Records excerpted from a collection
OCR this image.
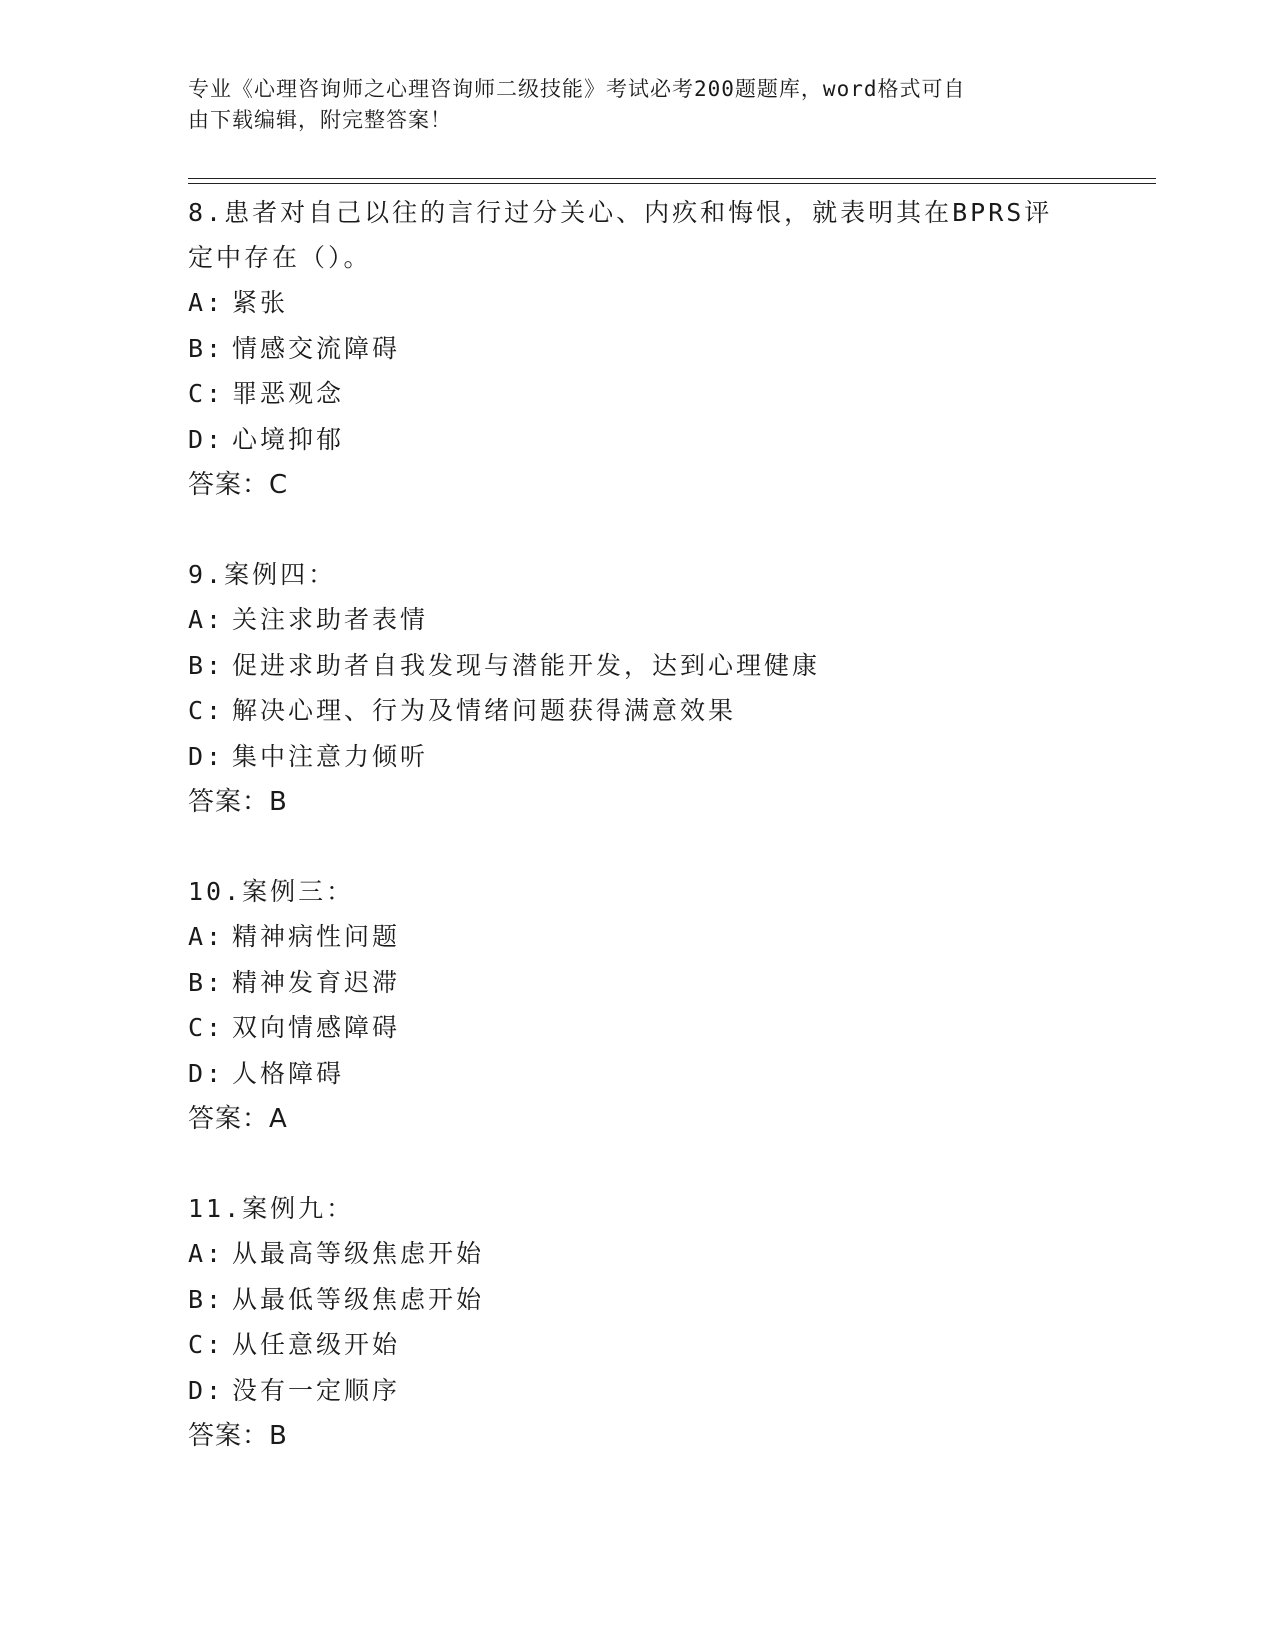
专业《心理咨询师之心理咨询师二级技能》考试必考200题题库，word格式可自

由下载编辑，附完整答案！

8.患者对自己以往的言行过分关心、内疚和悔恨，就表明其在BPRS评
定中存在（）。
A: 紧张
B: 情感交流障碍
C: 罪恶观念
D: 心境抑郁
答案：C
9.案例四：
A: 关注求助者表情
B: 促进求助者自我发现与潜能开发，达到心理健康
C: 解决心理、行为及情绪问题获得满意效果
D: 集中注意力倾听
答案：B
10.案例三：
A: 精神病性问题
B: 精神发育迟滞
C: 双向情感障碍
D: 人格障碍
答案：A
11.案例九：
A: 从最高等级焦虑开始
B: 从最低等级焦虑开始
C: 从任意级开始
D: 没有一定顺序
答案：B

---

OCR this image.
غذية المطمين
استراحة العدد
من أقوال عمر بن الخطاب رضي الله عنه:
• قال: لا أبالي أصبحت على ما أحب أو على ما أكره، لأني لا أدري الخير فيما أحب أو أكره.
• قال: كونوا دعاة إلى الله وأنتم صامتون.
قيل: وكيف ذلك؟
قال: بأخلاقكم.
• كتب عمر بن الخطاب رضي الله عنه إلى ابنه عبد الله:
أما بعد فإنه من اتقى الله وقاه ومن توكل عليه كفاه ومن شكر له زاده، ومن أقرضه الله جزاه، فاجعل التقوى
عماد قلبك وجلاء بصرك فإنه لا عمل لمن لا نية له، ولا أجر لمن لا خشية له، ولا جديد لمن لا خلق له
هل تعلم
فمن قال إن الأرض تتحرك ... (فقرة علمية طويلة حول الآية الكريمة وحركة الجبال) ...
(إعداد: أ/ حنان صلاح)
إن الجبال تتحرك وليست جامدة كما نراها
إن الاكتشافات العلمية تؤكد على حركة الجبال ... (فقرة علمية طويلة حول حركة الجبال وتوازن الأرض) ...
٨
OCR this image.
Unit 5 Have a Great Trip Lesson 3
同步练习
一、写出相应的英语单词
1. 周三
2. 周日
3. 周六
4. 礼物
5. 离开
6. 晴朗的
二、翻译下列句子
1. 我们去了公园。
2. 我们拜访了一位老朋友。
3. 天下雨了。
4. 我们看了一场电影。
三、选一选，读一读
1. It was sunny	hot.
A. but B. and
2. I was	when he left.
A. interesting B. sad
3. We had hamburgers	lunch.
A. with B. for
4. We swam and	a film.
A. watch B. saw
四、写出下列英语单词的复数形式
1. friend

==

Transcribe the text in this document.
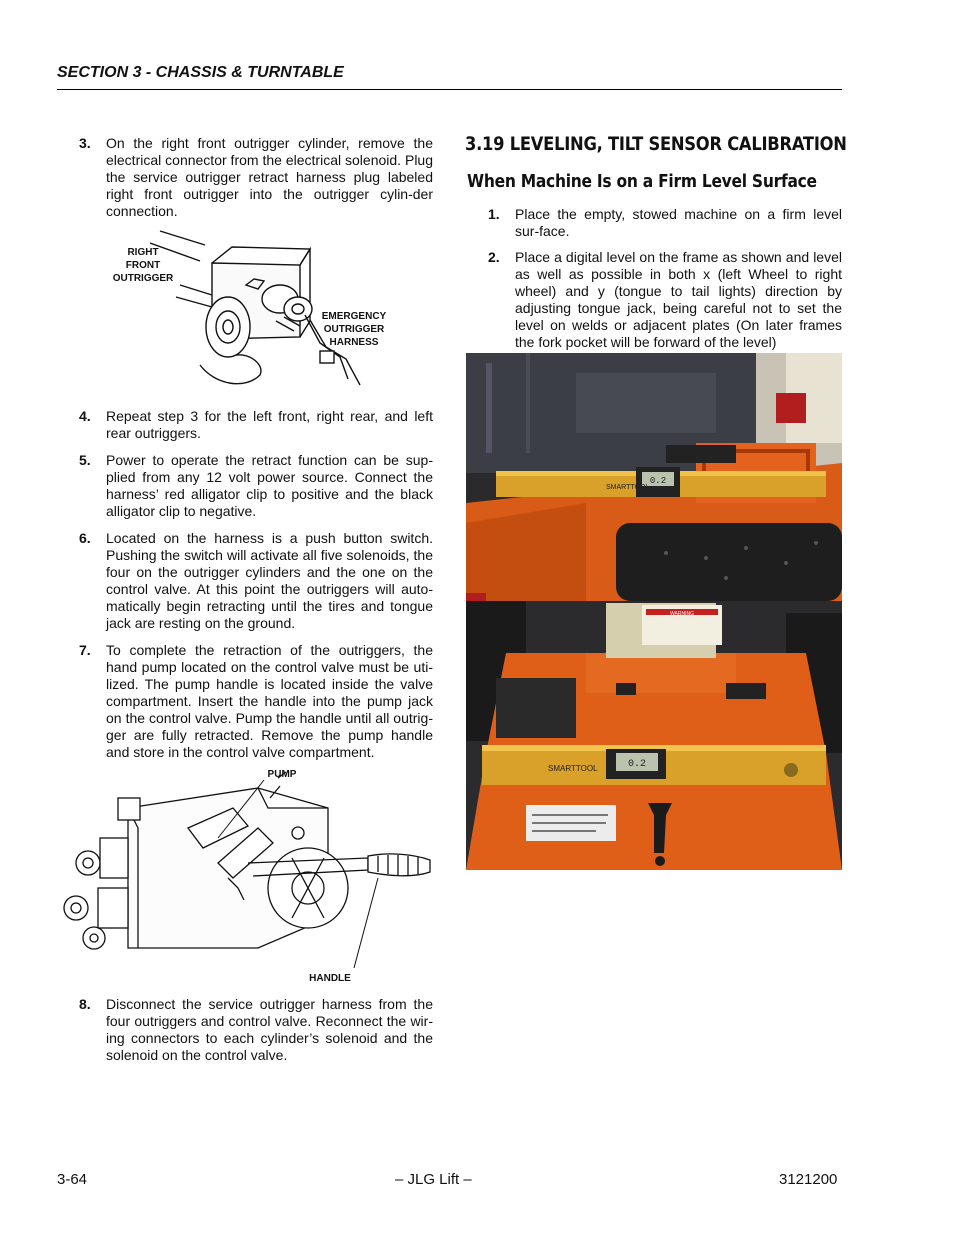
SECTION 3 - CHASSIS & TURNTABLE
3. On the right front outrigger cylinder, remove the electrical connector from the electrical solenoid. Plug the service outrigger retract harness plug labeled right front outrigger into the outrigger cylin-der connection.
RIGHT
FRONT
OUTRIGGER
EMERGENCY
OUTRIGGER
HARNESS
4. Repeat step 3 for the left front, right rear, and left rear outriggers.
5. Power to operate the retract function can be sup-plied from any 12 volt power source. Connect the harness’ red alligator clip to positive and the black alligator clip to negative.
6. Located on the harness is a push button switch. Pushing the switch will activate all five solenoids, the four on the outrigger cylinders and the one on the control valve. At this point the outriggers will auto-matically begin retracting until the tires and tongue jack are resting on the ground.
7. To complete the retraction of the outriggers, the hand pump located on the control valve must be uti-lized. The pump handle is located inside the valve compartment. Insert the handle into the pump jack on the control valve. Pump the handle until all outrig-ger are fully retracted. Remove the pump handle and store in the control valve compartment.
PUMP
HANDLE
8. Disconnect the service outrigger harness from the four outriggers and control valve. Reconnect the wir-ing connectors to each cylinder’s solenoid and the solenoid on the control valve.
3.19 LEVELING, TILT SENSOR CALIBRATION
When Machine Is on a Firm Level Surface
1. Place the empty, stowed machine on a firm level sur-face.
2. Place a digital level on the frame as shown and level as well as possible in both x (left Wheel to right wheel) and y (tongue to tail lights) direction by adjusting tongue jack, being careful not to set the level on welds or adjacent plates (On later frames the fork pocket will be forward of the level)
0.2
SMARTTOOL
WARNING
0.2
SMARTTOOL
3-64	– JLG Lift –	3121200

• WHAT YOU WILL DO: Select and copy every line from the records that includes the word "Place".

• COMPLETE OUTPUT:
1. Place the empty, stowed machine on a firm level sur-face.
2. Place a digital level on the frame as shown and level as well as possible in both x (left Wheel to right wheel) and y (tongue to tail lights) direction by adjusting tongue jack, being careful not to set the level on welds or adjacent plates (On later frames the fork pocket will be forward of the level)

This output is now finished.